**What is required**
Would you restate all the data that follows, word for word?
■ ■ ■ ■
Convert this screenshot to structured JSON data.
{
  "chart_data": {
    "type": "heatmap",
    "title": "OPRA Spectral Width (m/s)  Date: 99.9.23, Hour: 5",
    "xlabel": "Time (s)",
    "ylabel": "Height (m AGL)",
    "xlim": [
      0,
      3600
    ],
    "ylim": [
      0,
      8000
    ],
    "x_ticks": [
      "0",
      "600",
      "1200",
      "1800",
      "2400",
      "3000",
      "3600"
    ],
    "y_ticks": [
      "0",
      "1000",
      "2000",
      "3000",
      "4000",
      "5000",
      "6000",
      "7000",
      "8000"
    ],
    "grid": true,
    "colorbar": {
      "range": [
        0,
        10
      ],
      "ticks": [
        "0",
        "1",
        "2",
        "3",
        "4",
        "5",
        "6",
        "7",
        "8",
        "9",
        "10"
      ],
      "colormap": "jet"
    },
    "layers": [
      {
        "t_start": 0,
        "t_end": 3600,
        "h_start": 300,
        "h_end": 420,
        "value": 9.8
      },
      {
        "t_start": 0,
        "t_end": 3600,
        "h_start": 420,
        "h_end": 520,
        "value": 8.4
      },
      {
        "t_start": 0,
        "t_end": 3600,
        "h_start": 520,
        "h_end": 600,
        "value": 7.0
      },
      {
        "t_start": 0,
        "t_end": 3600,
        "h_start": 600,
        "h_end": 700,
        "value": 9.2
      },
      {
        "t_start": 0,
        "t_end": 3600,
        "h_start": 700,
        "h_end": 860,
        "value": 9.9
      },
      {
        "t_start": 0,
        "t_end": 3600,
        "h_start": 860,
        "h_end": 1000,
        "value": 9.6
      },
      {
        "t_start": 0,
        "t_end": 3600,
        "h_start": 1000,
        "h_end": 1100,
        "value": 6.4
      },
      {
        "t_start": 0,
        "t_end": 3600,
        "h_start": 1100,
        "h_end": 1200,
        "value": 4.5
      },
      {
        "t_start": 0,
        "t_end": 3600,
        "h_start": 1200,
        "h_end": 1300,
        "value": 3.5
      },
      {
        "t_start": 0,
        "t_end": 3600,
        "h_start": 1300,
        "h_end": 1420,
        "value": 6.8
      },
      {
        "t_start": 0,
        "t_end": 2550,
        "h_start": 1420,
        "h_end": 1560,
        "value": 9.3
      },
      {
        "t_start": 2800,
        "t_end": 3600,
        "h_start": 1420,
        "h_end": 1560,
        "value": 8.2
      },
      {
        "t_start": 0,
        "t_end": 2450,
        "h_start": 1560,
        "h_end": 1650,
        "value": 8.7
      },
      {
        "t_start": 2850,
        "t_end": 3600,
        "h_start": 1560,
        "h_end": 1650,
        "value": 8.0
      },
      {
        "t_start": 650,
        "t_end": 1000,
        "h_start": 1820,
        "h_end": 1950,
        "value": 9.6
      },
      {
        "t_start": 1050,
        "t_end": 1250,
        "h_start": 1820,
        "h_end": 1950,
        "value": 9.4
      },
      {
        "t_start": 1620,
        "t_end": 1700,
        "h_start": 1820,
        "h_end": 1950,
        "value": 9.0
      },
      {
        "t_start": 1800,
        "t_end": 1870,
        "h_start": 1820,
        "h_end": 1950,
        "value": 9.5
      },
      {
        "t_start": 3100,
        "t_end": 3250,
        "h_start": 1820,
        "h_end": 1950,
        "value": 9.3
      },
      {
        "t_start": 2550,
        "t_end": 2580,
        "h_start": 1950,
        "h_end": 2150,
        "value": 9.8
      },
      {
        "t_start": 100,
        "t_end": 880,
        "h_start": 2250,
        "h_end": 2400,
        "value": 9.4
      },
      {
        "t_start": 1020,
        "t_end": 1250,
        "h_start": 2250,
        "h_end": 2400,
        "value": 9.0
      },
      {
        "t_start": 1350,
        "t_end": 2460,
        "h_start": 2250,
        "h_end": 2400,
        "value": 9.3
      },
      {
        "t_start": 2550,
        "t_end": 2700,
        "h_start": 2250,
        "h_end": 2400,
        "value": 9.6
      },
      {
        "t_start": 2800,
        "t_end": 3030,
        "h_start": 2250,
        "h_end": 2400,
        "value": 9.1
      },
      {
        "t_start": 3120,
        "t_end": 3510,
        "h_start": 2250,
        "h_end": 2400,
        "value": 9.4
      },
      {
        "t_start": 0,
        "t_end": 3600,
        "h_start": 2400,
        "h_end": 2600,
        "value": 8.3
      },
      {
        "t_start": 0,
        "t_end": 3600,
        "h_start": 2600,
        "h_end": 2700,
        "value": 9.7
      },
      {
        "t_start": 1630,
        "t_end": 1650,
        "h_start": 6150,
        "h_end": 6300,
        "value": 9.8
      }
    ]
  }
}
■ ■ ■ ■
**Response to this exercise**
Convert this screenshot to structured JSON data.
{
  "chart_data": {
    "type": "heatmap",
    "title": "OPRA Spectral Width (m/s)  Date: 99.9.23, Hour: 5",
    "xlabel": "Time (s)",
    "ylabel": "Height (m AGL)",
    "xlim": [
      0,
      3600
    ],
    "ylim": [
      0,
      8000
    ],
    "x_ticks": [
      "0",
      "600",
      "1200",
      "1800",
      "2400",
      "3000",
      "3600"
    ],
    "y_ticks": [
      "0",
      "1000",
      "2000",
      "3000",
      "4000",
      "5000",
      "6000",
      "7000",
      "8000"
    ],
    "grid": true,
    "colorbar": {
      "range": [
        0,
        10
      ],
      "ticks": [
        "0",
        "1",
        "2",
        "3",
        "4",
        "5",
        "6",
        "7",
        "8",
        "9",
        "10"
      ],
      "colormap": "jet"
    },
    "layers": [
      {
        "t_start": 0,
        "t_end": 3600,
        "h_start": 300,
        "h_end": 420,
        "value": 9.8
      },
      {
        "t_start": 0,
        "t_end": 3600,
        "h_start": 420,
        "h_end": 520,
        "value": 8.4
      },
      {
        "t_start": 0,
        "t_end": 3600,
        "h_start": 520,
        "h_end": 600,
        "value": 7.0
      },
      {
        "t_start": 0,
        "t_end": 3600,
        "h_start": 600,
        "h_end": 700,
        "value": 9.2
      },
      {
        "t_start": 0,
        "t_end": 3600,
        "h_start": 700,
        "h_end": 860,
        "value": 9.9
      },
      {
        "t_start": 0,
        "t_end": 3600,
        "h_start": 860,
        "h_end": 1000,
        "value": 9.6
      },
      {
        "t_start": 0,
        "t_end": 3600,
        "h_start": 1000,
        "h_end": 1100,
        "value": 6.4
      },
      {
        "t_start": 0,
        "t_end": 3600,
        "h_start": 1100,
        "h_end": 1200,
        "value": 4.5
      },
      {
        "t_start": 0,
        "t_end": 3600,
        "h_start": 1200,
        "h_end": 1300,
        "value": 3.5
      },
      {
        "t_start": 0,
        "t_end": 3600,
        "h_start": 1300,
        "h_end": 1420,
        "value": 6.8
      },
      {
        "t_start": 0,
        "t_end": 2550,
        "h_start": 1420,
        "h_end": 1560,
        "value": 9.3
      },
      {
        "t_start": 2800,
        "t_end": 3600,
        "h_start": 1420,
        "h_end": 1560,
        "value": 8.2
      },
      {
        "t_start": 0,
        "t_end": 2450,
        "h_start": 1560,
        "h_end": 1650,
        "value": 8.7
      },
      {
        "t_start": 2850,
        "t_end": 3600,
        "h_start": 1560,
        "h_end": 1650,
        "value": 8.0
      },
      {
        "t_start": 650,
        "t_end": 1000,
        "h_start": 1820,
        "h_end": 1950,
        "value": 9.6
      },
      {
        "t_start": 1050,
        "t_end": 1250,
        "h_start": 1820,
        "h_end": 1950,
        "value": 9.4
      },
      {
        "t_start": 1620,
        "t_end": 1700,
        "h_start": 1820,
        "h_end": 1950,
        "value": 9.0
      },
      {
        "t_start": 1800,
        "t_end": 1870,
        "h_start": 1820,
        "h_end": 1950,
        "value": 9.5
      },
      {
        "t_start": 3100,
        "t_end": 3250,
        "h_start": 1820,
        "h_end": 1950,
        "value": 9.3
      },
      {
        "t_start": 2550,
        "t_end": 2580,
        "h_start": 1950,
        "h_end": 2150,
        "value": 9.8
      },
      {
        "t_start": 100,
        "t_end": 880,
        "h_start": 2250,
        "h_end": 2400,
        "value": 9.4
      },
      {
        "t_start": 1020,
        "t_end": 1250,
        "h_start": 2250,
        "h_end": 2400,
        "value": 9.0
      },
      {
        "t_start": 1350,
        "t_end": 2460,
        "h_start": 2250,
        "h_end": 2400,
        "value": 9.3
      },
      {
        "t_start": 2550,
        "t_end": 2700,
        "h_start": 2250,
        "h_end": 2400,
        "value": 9.6
      },
      {
        "t_start": 2800,
        "t_end": 3030,
        "h_start": 2250,
        "h_end": 2400,
        "value": 9.1
      },
      {
        "t_start": 3120,
        "t_end": 3510,
        "h_start": 2250,
        "h_end": 2400,
        "value": 9.4
      },
      {
        "t_start": 0,
        "t_end": 3600,
        "h_start": 2400,
        "h_end": 2600,
        "value": 8.3
      },
      {
        "t_start": 0,
        "t_end": 3600,
        "h_start": 2600,
        "h_end": 2700,
        "value": 9.7
      },
      {
        "t_start": 1630,
        "t_end": 1650,
        "h_start": 6150,
        "h_end": 6300,
        "value": 9.8
      }
    ]
  }
}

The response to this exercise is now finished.